__Dataset records__.
↓↓↓

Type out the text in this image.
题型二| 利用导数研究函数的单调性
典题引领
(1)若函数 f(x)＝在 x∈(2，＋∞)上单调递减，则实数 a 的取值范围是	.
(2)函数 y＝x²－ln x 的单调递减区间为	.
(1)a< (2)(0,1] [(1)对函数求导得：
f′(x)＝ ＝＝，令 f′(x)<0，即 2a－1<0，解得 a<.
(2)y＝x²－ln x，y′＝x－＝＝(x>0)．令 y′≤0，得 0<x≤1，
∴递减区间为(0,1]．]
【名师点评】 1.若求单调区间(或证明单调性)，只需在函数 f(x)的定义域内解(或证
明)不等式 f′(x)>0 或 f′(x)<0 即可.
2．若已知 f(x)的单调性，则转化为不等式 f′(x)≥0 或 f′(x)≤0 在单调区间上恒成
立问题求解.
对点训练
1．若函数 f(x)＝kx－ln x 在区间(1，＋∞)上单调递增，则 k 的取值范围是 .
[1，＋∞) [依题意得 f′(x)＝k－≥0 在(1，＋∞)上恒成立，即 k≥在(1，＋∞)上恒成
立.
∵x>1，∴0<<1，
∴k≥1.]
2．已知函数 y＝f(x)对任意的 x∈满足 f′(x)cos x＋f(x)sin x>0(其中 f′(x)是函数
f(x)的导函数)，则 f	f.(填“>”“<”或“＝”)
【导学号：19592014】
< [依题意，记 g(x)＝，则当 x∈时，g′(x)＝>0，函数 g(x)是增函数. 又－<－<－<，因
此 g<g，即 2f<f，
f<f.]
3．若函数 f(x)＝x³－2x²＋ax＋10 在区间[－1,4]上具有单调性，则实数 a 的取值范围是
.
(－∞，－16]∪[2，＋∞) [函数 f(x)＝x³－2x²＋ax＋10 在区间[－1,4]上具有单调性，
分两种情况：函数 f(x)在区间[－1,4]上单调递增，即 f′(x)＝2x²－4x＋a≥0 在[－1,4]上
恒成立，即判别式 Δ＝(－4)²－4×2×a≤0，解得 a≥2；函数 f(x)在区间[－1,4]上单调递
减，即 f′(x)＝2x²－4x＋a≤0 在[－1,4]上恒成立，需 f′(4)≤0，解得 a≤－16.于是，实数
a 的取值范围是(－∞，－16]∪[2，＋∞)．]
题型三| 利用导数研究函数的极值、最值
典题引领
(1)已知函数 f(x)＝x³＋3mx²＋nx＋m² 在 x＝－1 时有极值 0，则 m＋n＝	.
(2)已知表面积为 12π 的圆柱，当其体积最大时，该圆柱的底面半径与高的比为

↑↑↑

__Task requirements__. What is the number of lines in this material that hold the string "上具有单调性"? Answer with that number only.

__Reply__. 2